EXERCISE PROMPT —
Can you pull out the records below from the line containing "Decompose this screenshot" down to the line containing "137, 84, 149]", both included, and copy them word for word?

[Start EXERCISE DATA]

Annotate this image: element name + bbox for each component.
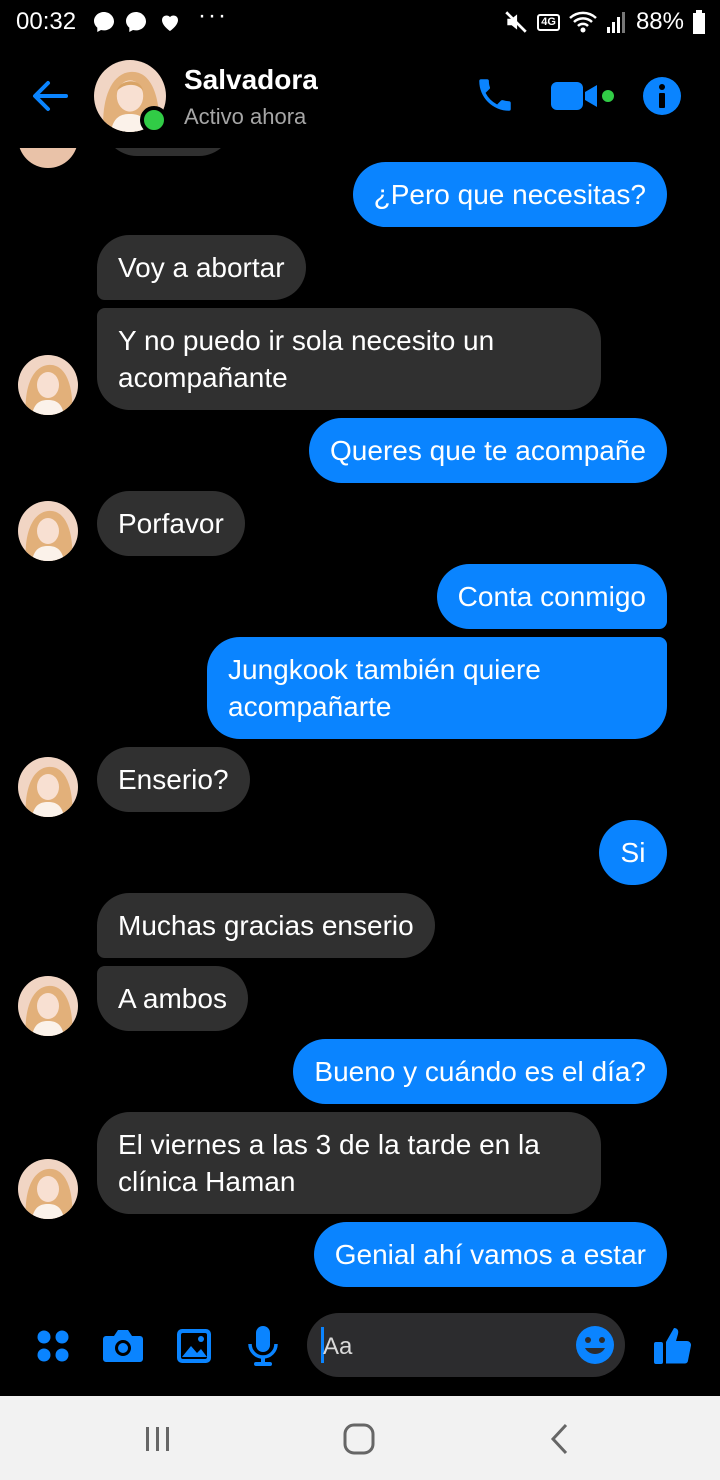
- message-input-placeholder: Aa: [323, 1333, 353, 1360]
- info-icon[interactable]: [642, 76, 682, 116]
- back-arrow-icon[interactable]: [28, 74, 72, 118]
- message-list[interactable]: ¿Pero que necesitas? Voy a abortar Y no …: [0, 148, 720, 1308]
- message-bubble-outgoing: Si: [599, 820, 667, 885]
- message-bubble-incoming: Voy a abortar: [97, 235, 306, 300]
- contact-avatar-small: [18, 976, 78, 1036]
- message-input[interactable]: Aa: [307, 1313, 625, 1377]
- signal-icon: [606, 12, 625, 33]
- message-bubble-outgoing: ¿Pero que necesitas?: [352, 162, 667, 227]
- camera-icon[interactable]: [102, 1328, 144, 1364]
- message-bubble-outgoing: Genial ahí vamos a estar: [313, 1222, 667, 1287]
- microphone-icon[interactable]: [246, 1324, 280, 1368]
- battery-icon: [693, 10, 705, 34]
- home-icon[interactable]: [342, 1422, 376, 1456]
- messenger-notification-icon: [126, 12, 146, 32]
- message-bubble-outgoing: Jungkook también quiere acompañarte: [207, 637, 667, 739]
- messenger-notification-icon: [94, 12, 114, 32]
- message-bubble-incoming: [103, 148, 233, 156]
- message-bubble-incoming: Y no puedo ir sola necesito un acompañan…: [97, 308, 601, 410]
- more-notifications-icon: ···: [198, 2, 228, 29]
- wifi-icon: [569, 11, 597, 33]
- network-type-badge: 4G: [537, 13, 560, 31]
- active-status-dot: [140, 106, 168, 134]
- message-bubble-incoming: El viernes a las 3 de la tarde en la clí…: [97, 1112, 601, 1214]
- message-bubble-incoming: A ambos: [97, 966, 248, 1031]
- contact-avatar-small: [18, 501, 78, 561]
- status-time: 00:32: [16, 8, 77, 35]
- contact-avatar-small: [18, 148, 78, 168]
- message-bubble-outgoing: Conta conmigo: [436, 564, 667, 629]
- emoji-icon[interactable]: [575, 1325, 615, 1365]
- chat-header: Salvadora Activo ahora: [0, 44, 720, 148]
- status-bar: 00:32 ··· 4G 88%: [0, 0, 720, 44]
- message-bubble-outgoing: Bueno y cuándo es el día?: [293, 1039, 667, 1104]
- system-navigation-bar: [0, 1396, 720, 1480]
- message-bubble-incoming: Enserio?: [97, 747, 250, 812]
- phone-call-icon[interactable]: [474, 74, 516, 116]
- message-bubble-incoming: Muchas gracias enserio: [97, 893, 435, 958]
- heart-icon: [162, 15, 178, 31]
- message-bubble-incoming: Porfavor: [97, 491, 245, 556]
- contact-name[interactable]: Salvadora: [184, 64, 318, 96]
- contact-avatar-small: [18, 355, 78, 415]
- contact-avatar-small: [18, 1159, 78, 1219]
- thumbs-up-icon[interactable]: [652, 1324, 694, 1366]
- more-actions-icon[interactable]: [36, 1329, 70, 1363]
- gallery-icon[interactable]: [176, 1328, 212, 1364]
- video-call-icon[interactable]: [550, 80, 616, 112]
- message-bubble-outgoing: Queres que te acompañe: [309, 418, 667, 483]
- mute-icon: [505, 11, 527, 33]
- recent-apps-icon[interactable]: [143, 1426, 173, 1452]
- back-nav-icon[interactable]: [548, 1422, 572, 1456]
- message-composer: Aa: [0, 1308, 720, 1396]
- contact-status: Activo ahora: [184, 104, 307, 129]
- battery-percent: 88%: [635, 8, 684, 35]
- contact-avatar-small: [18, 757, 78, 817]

[End EXERCISE DATA]
[Start EXERCISE DATA]

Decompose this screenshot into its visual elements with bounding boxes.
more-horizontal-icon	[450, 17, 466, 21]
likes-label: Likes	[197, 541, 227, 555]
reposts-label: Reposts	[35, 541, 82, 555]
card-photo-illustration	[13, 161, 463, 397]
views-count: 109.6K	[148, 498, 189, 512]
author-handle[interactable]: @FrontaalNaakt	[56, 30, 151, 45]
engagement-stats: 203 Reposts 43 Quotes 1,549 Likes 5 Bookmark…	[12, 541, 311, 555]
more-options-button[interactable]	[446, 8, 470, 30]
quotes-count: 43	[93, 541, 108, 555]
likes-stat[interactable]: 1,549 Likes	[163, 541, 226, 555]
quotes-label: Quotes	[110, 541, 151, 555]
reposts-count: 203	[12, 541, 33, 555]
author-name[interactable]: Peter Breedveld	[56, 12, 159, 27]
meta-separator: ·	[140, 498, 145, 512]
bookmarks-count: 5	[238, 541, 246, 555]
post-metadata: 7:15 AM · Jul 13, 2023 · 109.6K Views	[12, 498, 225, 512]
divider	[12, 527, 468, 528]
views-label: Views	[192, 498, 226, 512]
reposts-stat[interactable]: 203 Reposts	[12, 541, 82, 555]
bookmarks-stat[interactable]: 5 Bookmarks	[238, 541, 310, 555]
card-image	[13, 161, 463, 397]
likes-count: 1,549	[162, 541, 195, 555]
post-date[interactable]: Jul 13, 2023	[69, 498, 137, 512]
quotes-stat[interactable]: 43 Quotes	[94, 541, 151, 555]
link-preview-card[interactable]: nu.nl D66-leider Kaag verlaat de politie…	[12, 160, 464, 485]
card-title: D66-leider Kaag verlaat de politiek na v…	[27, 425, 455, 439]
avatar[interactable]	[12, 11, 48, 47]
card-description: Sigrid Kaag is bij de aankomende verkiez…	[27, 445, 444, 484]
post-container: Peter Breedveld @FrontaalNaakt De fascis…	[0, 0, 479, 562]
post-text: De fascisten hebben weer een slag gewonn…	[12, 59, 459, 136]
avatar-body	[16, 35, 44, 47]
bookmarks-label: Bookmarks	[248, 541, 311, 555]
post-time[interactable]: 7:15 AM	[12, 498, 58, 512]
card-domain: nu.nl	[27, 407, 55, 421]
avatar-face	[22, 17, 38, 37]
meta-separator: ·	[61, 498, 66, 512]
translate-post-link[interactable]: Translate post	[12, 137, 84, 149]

[End EXERCISE DATA]

EXERCISE OUTPUT —
Decompose this screenshot into its visual elements with bounding boxes.
more-horizontal-icon	[450, 17, 466, 21]
likes-label: Likes	[197, 541, 227, 555]
reposts-label: Reposts	[35, 541, 82, 555]
card-photo-illustration	[13, 161, 463, 397]
views-count: 109.6K	[148, 498, 189, 512]
author-handle[interactable]: @FrontaalNaakt	[56, 30, 151, 45]
engagement-stats: 203 Reposts 43 Quotes 1,549 Likes 5 Bookmark…	[12, 541, 311, 555]
more-options-button[interactable]	[446, 8, 470, 30]
quotes-count: 43	[93, 541, 108, 555]
likes-stat[interactable]: 1,549 Likes	[163, 541, 226, 555]
quotes-label: Quotes	[110, 541, 151, 555]
reposts-count: 203	[12, 541, 33, 555]
author-name[interactable]: Peter Breedveld	[56, 12, 159, 27]
meta-separator: ·	[140, 498, 145, 512]
bookmarks-count: 5	[238, 541, 246, 555]
post-metadata: 7:15 AM · Jul 13, 2023 · 109.6K Views	[12, 498, 225, 512]
divider	[12, 527, 468, 528]
views-label: Views	[192, 498, 226, 512]
reposts-stat[interactable]: 203 Reposts	[12, 541, 82, 555]
bookmarks-stat[interactable]: 5 Bookmarks	[238, 541, 310, 555]
card-image	[13, 161, 463, 397]
likes-count: 1,549	[162, 541, 195, 555]
post-date[interactable]: Jul 13, 2023	[69, 498, 137, 512]
quotes-stat[interactable]: 43 Quotes	[94, 541, 151, 555]
link-preview-card[interactable]: nu.nl D66-leider Kaag verlaat de politie…	[12, 160, 464, 485]
card-title: D66-leider Kaag verlaat de politiek na v…	[27, 425, 455, 439]
avatar[interactable]	[12, 11, 48, 47]
card-description: Sigrid Kaag is bij de aankomende verkiez…	[27, 445, 444, 484]
post-container: Peter Breedveld @FrontaalNaakt De fascis…	[0, 0, 479, 562]
post-text: De fascisten hebben weer een slag gewonn…	[12, 59, 459, 136]
avatar-body	[16, 35, 44, 47]
bookmarks-label: Bookmarks	[248, 541, 311, 555]
post-time[interactable]: 7:15 AM	[12, 498, 58, 512]
card-domain: nu.nl	[27, 407, 55, 421]
avatar-face	[22, 17, 38, 37]
meta-separator: ·	[61, 498, 66, 512]
translate-post-link[interactable]: Translate post	[12, 137, 84, 149]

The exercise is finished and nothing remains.